-- start Data lines --
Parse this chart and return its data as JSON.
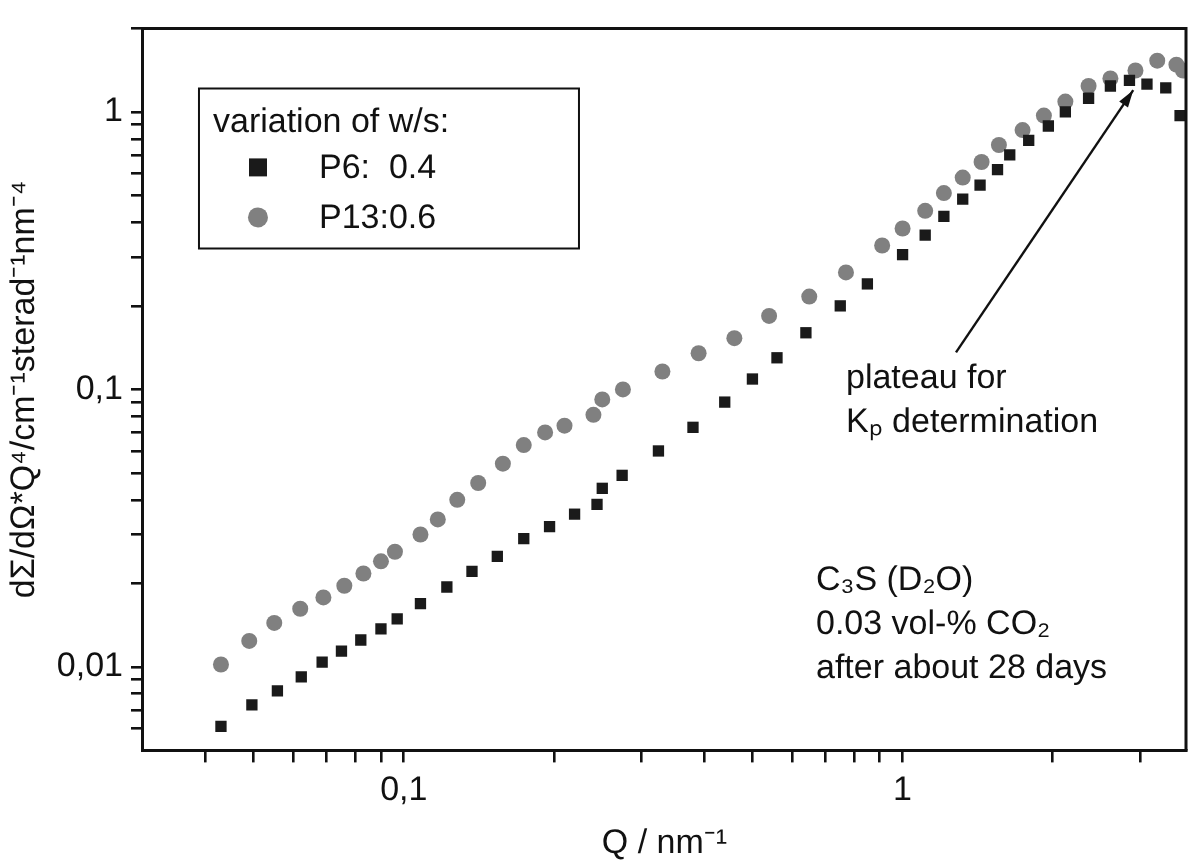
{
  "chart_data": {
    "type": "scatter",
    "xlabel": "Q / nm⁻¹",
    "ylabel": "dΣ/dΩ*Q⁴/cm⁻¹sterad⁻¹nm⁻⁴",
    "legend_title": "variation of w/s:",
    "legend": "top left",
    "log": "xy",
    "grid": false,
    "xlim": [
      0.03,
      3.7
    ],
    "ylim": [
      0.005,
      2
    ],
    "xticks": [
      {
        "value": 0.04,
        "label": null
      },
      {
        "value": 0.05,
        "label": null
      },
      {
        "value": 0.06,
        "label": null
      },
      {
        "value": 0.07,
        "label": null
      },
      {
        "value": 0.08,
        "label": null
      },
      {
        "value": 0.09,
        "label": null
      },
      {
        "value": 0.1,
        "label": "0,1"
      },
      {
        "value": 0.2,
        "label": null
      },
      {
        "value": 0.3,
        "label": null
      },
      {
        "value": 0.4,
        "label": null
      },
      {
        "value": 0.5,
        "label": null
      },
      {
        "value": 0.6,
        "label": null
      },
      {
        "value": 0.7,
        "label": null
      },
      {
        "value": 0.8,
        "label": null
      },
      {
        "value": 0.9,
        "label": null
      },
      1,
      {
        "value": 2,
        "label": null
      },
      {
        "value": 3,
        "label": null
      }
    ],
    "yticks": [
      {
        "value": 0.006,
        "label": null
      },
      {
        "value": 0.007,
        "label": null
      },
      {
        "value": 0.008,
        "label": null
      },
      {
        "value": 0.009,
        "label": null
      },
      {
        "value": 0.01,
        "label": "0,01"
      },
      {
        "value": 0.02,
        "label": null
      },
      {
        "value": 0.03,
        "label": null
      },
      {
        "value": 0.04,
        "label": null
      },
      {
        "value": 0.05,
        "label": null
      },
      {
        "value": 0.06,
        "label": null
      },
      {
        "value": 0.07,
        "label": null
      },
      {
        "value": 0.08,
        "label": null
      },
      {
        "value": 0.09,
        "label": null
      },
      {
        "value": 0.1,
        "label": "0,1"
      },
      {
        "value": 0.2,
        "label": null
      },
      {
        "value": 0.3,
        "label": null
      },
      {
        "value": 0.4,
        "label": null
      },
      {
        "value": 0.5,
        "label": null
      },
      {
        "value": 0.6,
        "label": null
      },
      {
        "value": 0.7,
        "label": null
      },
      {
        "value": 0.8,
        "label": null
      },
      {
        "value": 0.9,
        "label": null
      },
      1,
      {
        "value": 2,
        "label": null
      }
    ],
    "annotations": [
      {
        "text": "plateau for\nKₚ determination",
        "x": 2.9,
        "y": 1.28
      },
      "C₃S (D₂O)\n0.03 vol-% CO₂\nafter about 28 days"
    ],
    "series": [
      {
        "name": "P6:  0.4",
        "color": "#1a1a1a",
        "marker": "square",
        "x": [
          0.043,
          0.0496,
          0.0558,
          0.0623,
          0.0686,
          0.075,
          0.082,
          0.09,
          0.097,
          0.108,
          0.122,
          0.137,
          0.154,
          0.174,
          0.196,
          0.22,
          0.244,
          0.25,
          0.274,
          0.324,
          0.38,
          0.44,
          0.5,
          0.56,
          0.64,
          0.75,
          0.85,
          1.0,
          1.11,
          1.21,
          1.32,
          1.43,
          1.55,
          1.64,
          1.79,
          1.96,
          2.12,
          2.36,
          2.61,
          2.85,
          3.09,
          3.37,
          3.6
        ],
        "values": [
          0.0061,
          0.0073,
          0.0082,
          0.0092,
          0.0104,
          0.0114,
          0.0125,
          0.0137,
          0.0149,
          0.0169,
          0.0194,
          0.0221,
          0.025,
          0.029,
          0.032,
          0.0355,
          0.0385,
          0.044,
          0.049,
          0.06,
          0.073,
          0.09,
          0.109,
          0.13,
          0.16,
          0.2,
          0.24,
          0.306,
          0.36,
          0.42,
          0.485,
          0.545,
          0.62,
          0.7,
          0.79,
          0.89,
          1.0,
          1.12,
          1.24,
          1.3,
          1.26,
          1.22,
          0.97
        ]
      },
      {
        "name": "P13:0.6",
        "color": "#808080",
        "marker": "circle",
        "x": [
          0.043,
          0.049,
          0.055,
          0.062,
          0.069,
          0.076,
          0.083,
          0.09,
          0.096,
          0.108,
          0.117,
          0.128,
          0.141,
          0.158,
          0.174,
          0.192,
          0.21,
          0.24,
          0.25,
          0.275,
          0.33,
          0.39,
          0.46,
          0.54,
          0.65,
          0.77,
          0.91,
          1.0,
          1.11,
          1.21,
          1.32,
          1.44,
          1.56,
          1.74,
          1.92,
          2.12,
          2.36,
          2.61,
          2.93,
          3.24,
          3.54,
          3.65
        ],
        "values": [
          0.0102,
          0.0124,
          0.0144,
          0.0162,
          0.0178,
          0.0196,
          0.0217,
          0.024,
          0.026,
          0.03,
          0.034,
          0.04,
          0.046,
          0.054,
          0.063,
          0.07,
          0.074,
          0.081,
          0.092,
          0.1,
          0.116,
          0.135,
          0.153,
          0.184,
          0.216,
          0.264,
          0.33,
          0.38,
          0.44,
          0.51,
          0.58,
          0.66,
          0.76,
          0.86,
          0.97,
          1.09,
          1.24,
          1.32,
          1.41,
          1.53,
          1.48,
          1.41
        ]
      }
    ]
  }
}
-- end Data lines --
Repeat verbatim all the material, but not the pictures.

Solution for this task>
Parse this chart and return its data as JSON.
{
  "chart_data": {
    "type": "scatter",
    "xlabel": "Q / nm⁻¹",
    "ylabel": "dΣ/dΩ*Q⁴/cm⁻¹sterad⁻¹nm⁻⁴",
    "legend_title": "variation of w/s:",
    "legend": "top left",
    "log": "xy",
    "grid": false,
    "xlim": [
      0.03,
      3.7
    ],
    "ylim": [
      0.005,
      2
    ],
    "xticks": [
      {
        "value": 0.04,
        "label": null
      },
      {
        "value": 0.05,
        "label": null
      },
      {
        "value": 0.06,
        "label": null
      },
      {
        "value": 0.07,
        "label": null
      },
      {
        "value": 0.08,
        "label": null
      },
      {
        "value": 0.09,
        "label": null
      },
      {
        "value": 0.1,
        "label": "0,1"
      },
      {
        "value": 0.2,
        "label": null
      },
      {
        "value": 0.3,
        "label": null
      },
      {
        "value": 0.4,
        "label": null
      },
      {
        "value": 0.5,
        "label": null
      },
      {
        "value": 0.6,
        "label": null
      },
      {
        "value": 0.7,
        "label": null
      },
      {
        "value": 0.8,
        "label": null
      },
      {
        "value": 0.9,
        "label": null
      },
      1,
      {
        "value": 2,
        "label": null
      },
      {
        "value": 3,
        "label": null
      }
    ],
    "yticks": [
      {
        "value": 0.006,
        "label": null
      },
      {
        "value": 0.007,
        "label": null
      },
      {
        "value": 0.008,
        "label": null
      },
      {
        "value": 0.009,
        "label": null
      },
      {
        "value": 0.01,
        "label": "0,01"
      },
      {
        "value": 0.02,
        "label": null
      },
      {
        "value": 0.03,
        "label": null
      },
      {
        "value": 0.04,
        "label": null
      },
      {
        "value": 0.05,
        "label": null
      },
      {
        "value": 0.06,
        "label": null
      },
      {
        "value": 0.07,
        "label": null
      },
      {
        "value": 0.08,
        "label": null
      },
      {
        "value": 0.09,
        "label": null
      },
      {
        "value": 0.1,
        "label": "0,1"
      },
      {
        "value": 0.2,
        "label": null
      },
      {
        "value": 0.3,
        "label": null
      },
      {
        "value": 0.4,
        "label": null
      },
      {
        "value": 0.5,
        "label": null
      },
      {
        "value": 0.6,
        "label": null
      },
      {
        "value": 0.7,
        "label": null
      },
      {
        "value": 0.8,
        "label": null
      },
      {
        "value": 0.9,
        "label": null
      },
      1,
      {
        "value": 2,
        "label": null
      }
    ],
    "annotations": [
      {
        "text": "plateau for\nKₚ determination",
        "x": 2.9,
        "y": 1.28
      },
      "C₃S (D₂O)\n0.03 vol-% CO₂\nafter about 28 days"
    ],
    "series": [
      {
        "name": "P6:  0.4",
        "color": "#1a1a1a",
        "marker": "square",
        "x": [
          0.043,
          0.0496,
          0.0558,
          0.0623,
          0.0686,
          0.075,
          0.082,
          0.09,
          0.097,
          0.108,
          0.122,
          0.137,
          0.154,
          0.174,
          0.196,
          0.22,
          0.244,
          0.25,
          0.274,
          0.324,
          0.38,
          0.44,
          0.5,
          0.56,
          0.64,
          0.75,
          0.85,
          1.0,
          1.11,
          1.21,
          1.32,
          1.43,
          1.55,
          1.64,
          1.79,
          1.96,
          2.12,
          2.36,
          2.61,
          2.85,
          3.09,
          3.37,
          3.6
        ],
        "values": [
          0.0061,
          0.0073,
          0.0082,
          0.0092,
          0.0104,
          0.0114,
          0.0125,
          0.0137,
          0.0149,
          0.0169,
          0.0194,
          0.0221,
          0.025,
          0.029,
          0.032,
          0.0355,
          0.0385,
          0.044,
          0.049,
          0.06,
          0.073,
          0.09,
          0.109,
          0.13,
          0.16,
          0.2,
          0.24,
          0.306,
          0.36,
          0.42,
          0.485,
          0.545,
          0.62,
          0.7,
          0.79,
          0.89,
          1.0,
          1.12,
          1.24,
          1.3,
          1.26,
          1.22,
          0.97
        ]
      },
      {
        "name": "P13:0.6",
        "color": "#808080",
        "marker": "circle",
        "x": [
          0.043,
          0.049,
          0.055,
          0.062,
          0.069,
          0.076,
          0.083,
          0.09,
          0.096,
          0.108,
          0.117,
          0.128,
          0.141,
          0.158,
          0.174,
          0.192,
          0.21,
          0.24,
          0.25,
          0.275,
          0.33,
          0.39,
          0.46,
          0.54,
          0.65,
          0.77,
          0.91,
          1.0,
          1.11,
          1.21,
          1.32,
          1.44,
          1.56,
          1.74,
          1.92,
          2.12,
          2.36,
          2.61,
          2.93,
          3.24,
          3.54,
          3.65
        ],
        "values": [
          0.0102,
          0.0124,
          0.0144,
          0.0162,
          0.0178,
          0.0196,
          0.0217,
          0.024,
          0.026,
          0.03,
          0.034,
          0.04,
          0.046,
          0.054,
          0.063,
          0.07,
          0.074,
          0.081,
          0.092,
          0.1,
          0.116,
          0.135,
          0.153,
          0.184,
          0.216,
          0.264,
          0.33,
          0.38,
          0.44,
          0.51,
          0.58,
          0.66,
          0.76,
          0.86,
          0.97,
          1.09,
          1.24,
          1.32,
          1.41,
          1.53,
          1.48,
          1.41
        ]
      }
    ]
  }
}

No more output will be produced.